Your answer should be a single number: the count of lines containing the string "text".

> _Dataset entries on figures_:
....

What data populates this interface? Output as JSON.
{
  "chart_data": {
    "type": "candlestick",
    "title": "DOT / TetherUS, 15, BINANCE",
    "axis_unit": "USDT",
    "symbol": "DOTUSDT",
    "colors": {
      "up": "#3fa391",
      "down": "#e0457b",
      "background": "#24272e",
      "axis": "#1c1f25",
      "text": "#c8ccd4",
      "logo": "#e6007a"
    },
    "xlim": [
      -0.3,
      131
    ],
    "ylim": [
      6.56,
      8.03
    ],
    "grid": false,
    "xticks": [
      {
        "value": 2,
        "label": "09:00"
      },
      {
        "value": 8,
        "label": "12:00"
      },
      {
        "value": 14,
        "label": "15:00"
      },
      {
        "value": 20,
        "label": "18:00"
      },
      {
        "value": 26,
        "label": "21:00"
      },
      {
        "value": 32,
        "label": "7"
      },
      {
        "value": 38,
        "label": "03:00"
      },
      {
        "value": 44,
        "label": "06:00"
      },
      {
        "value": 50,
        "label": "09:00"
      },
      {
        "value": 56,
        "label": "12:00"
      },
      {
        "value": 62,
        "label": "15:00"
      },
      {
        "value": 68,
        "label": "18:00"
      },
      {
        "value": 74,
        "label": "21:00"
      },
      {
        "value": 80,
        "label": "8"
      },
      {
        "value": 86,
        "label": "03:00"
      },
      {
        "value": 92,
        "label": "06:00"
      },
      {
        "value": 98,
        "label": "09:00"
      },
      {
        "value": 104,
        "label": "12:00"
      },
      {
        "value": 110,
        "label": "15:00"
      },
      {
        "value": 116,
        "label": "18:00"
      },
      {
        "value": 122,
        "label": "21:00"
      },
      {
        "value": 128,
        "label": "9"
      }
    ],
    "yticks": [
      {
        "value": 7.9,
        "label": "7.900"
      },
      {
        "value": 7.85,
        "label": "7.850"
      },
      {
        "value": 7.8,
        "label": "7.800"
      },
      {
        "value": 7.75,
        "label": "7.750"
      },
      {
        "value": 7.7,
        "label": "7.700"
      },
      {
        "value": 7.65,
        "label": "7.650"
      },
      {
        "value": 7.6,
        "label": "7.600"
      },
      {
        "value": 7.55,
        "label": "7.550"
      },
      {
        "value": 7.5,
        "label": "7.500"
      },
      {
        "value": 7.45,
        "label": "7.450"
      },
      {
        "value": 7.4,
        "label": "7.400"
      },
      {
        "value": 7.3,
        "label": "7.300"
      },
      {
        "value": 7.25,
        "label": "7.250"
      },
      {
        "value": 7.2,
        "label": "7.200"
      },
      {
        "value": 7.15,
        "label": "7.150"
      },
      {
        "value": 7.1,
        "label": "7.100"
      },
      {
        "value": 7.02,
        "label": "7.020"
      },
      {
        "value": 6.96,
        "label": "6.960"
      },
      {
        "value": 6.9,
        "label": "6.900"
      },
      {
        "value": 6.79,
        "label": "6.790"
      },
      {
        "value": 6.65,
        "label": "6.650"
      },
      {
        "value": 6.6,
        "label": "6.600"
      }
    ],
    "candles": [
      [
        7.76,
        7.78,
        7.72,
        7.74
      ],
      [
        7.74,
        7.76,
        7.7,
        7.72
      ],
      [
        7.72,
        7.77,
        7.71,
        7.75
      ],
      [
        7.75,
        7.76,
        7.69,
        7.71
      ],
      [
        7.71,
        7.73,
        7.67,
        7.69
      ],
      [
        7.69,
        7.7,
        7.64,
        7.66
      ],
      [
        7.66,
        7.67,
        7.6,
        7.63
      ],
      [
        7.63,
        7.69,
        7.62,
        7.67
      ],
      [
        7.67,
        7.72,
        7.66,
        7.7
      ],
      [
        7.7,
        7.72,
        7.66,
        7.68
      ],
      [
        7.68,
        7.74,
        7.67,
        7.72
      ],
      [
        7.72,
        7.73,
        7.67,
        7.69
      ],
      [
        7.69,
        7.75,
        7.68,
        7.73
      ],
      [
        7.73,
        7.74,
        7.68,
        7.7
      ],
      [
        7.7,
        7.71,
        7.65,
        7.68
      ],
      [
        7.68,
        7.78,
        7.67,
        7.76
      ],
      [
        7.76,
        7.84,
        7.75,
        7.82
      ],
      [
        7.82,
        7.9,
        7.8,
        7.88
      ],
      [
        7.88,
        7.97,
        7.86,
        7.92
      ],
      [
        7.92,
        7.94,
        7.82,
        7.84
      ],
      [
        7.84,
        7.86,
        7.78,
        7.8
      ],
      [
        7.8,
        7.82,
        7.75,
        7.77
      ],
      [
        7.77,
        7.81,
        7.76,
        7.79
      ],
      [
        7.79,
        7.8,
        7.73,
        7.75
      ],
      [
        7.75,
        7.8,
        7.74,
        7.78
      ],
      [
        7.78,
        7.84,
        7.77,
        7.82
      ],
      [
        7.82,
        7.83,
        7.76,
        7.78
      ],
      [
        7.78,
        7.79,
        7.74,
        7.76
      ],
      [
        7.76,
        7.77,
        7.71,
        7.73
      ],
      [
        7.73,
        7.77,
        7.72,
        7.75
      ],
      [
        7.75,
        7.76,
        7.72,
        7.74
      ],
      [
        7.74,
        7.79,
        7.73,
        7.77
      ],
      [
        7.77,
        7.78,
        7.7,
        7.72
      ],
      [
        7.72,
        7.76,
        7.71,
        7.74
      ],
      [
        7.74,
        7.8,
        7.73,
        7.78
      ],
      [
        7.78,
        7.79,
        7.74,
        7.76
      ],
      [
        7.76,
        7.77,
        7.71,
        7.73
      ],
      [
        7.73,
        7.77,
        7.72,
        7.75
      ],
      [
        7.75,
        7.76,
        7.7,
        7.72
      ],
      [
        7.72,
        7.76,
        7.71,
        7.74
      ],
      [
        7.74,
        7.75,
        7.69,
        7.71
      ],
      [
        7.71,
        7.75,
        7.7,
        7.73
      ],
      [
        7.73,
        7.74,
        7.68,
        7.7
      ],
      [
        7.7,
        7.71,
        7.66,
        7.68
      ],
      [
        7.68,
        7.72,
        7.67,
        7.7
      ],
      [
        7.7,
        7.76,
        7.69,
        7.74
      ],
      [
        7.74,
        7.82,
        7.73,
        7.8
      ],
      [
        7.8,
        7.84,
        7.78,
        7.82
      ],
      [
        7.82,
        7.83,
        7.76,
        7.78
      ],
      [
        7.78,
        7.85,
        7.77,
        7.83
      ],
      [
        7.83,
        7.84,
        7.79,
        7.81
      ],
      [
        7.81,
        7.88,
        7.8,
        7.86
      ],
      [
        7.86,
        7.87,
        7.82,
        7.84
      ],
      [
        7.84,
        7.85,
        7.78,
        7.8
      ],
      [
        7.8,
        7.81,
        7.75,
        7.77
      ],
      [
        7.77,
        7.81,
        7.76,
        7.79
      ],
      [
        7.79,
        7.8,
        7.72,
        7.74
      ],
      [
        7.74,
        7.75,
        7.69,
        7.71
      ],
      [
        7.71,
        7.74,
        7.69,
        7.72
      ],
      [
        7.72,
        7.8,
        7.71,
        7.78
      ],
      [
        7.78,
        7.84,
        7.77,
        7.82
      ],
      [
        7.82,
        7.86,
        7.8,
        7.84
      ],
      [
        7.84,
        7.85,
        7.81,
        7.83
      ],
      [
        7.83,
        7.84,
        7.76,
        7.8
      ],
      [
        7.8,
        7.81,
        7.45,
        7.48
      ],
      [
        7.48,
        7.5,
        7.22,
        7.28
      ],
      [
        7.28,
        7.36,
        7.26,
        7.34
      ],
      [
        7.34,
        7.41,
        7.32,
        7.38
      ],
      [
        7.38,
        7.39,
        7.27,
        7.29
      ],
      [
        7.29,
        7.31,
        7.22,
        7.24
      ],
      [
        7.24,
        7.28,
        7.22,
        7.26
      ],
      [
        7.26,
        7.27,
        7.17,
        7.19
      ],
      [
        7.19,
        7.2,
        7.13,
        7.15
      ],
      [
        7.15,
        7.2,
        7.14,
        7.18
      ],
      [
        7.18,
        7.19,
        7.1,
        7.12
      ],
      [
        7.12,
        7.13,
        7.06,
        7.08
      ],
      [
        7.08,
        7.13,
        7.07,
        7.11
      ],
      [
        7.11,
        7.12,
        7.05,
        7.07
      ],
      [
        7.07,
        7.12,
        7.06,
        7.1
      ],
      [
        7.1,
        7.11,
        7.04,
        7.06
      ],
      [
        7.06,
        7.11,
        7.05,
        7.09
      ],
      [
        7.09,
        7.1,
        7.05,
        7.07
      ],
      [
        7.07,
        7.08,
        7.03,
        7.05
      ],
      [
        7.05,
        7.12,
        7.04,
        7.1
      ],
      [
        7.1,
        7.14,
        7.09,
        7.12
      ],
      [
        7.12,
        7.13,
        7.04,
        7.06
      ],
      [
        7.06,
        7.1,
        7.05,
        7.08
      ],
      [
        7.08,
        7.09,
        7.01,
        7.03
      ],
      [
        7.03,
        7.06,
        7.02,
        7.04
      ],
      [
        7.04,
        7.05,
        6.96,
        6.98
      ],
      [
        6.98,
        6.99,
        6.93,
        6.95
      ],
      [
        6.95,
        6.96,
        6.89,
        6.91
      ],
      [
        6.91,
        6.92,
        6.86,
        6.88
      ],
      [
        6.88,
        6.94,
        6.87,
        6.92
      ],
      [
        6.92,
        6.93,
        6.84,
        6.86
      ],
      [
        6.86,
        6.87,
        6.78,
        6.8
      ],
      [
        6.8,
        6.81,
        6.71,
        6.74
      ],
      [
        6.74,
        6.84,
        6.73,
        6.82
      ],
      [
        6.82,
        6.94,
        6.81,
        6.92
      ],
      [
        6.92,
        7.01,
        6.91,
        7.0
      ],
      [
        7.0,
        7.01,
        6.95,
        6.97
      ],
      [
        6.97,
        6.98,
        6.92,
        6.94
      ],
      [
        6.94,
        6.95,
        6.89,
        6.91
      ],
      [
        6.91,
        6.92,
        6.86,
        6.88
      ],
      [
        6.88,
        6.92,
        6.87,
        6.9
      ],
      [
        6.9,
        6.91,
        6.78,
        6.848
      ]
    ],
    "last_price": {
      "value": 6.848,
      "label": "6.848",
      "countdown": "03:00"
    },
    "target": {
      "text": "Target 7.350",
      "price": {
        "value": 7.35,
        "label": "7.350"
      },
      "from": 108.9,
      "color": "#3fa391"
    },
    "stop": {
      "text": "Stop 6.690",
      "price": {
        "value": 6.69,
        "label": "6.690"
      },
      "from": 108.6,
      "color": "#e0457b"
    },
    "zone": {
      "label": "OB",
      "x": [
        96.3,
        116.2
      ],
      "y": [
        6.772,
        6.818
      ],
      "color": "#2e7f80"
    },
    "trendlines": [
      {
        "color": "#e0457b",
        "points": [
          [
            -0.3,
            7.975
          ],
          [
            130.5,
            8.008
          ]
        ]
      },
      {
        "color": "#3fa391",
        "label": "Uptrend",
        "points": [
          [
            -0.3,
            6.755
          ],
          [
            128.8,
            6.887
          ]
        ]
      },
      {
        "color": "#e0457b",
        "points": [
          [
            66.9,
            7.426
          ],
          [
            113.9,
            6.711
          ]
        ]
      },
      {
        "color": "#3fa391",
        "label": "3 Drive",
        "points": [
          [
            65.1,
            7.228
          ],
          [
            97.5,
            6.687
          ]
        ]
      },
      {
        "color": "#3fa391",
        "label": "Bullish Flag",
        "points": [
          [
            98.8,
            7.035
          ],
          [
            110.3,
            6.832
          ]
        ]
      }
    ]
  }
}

....

> _WRITTEN SOLUTION_: 3